[PROBLEM]:
Can you output the listing from its start through the line containing "The drive shaft 50 is at (695, 315).", both ends included, as a two-column CSV headed description and locations, with one row per entry? Put each entry's text and its answer in one quoted field each, turn line breaks into spaces, and leave out the pictures.

[THE INPUT]:
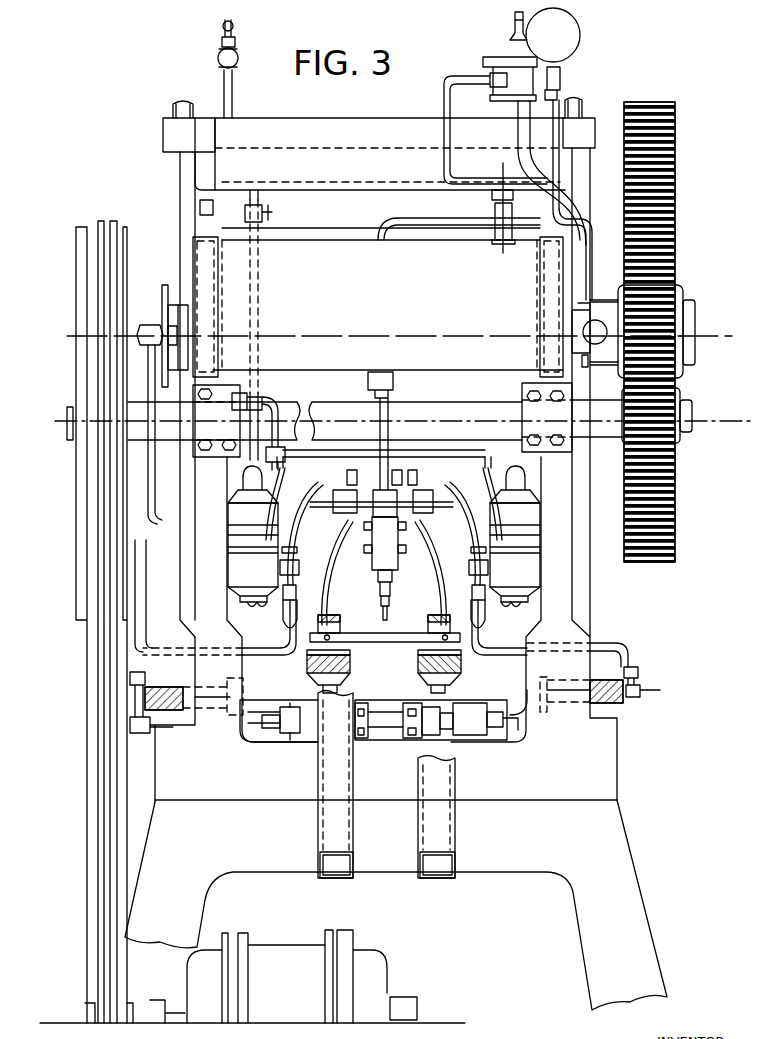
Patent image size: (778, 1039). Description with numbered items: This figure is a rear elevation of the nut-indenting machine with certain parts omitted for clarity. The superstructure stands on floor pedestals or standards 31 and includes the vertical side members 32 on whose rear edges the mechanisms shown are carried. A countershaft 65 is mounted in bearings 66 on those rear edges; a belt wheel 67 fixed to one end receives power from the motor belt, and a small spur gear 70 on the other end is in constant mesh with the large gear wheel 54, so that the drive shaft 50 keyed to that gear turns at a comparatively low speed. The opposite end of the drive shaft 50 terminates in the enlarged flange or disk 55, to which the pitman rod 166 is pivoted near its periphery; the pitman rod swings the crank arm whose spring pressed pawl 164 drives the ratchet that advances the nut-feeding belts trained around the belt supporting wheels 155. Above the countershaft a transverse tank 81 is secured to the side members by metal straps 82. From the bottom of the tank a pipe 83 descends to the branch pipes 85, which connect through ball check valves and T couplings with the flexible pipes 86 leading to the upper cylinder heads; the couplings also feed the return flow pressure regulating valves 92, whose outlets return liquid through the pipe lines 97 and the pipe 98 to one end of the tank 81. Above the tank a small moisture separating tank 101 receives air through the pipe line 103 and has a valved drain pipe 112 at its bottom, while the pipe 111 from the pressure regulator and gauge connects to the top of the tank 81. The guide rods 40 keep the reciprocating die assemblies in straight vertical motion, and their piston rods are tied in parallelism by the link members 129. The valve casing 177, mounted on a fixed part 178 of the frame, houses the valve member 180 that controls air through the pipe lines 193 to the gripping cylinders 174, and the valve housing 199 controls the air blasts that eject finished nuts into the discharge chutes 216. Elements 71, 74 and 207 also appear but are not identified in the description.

The floor pedestals or standards 31 is at (293, 926).
The vertical side members 32 is at (192, 586).
The guide rods 40 is at (568, 38).
The drive shaft 50 is at (695, 315).
The large gear wheel 54 is at (676, 222).
The flange or disk 55 is at (162, 292).
The countershaft 65 is at (597, 430).
The bearings 66 is at (198, 414).
The belt wheel 67 is at (127, 262).
The spur gear 70 is at (662, 412).
The die block 71 is at (340, 624).
The nozzle 74 is at (352, 670).
The tank 81 is at (388, 299).
The metal straps 82 is at (213, 308).
The pipe 83 is at (400, 420).
The branch pipes 85 is at (343, 540).
The flexible pipes 86 is at (300, 518).
The return flow pressure regulating valves 92 is at (236, 556).
The pipe lines 97 is at (536, 492).
The pipe 98 is at (283, 398).
The moisture separating tank 101 is at (379, 157).
The pipe line 103 is at (229, 90).
The pipe 111 is at (444, 100).
The valved drain pipe 112 is at (260, 198).
The link members 129 is at (373, 642).
The belt supporting wheels 155 is at (292, 738).
The spring pressed pawl 164 is at (388, 722).
The pitman rod 166 is at (140, 592).
The cylinders 174 is at (176, 710).
The valve casing 177 is at (410, 558).
The fixed part of the machine frame 178 is at (368, 595).
The valve member 180 is at (398, 218).
The pipe lines 193 is at (267, 648).
The valve housing 199 is at (568, 320).
The air line 207 is at (591, 230).
The discharge chutes 216 is at (352, 834).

[WRITTEN RESPONSE]:
description,locations
"Patent image size: (778, 1039). Description with numbered items: This figure is a rear elevation of the nut-indenting machine with certain parts omitted for clarity. The superstructure stands on floor pedestals or standards 31 and includes the vertical side members 32 on whose rear edges the mechanisms shown are carried. A countershaft 65 is mounted in bearings 66 on those rear edges; a belt wheel 67 fixed to one end receives power from the motor belt, and a small spur gear 70 on the other end is in constant mesh with the large gear wheel 54, so that the drive shaft 50 keyed to that gear turns at a comparatively low speed. The opposite end of the drive shaft 50 terminates in the enlarged flange or disk 55, to which the pitman rod 166 is pivoted near its periphery; the pitman rod swings the crank arm whose spring pressed pawl 164 drives the ratchet that advances the nut-feeding belts trained around the belt supporting wheels 155. Above the countershaft a transverse tank 81 is secured to the side members by metal straps 82. From the bottom of the tank a pipe 83 descends to the branch pipes 85, which connect through ball check valves and T couplings with the flexible pipes 86 leading to the upper cylinder heads; the couplings also feed the return flow pressure regulating valves 92, whose outlets return liquid through the pipe lines 97 and the pipe 98 to one end of the tank 81. Above the tank a small moisture separating tank 101 receives air through the pipe line 103 and has a valved drain pipe 112 at its bottom, while the pipe 111 from the pressure regulator and gauge connects to the top of the tank 81. The guide rods 40 keep the reciprocating die assemblies in straight vertical motion, and their piston rods are tied in parallelism by the link members 129. The valve casing 177, mounted on a fixed part 178 of the frame, houses the valve member 180 that controls air through the pipe lines 193 to the gripping cylinders 174, and the valve housing 199 controls the air blasts that eject finished nuts into the discharge chutes 216. Elements 71, 74 and 207 also appear but are not identified in the description.","The floor pedestals or standards 31 is at (293, 926). The vertical side members 32 is at (192, 586). The guide rods 40 is at (568, 38). The drive shaft 50 is at (695, 315)."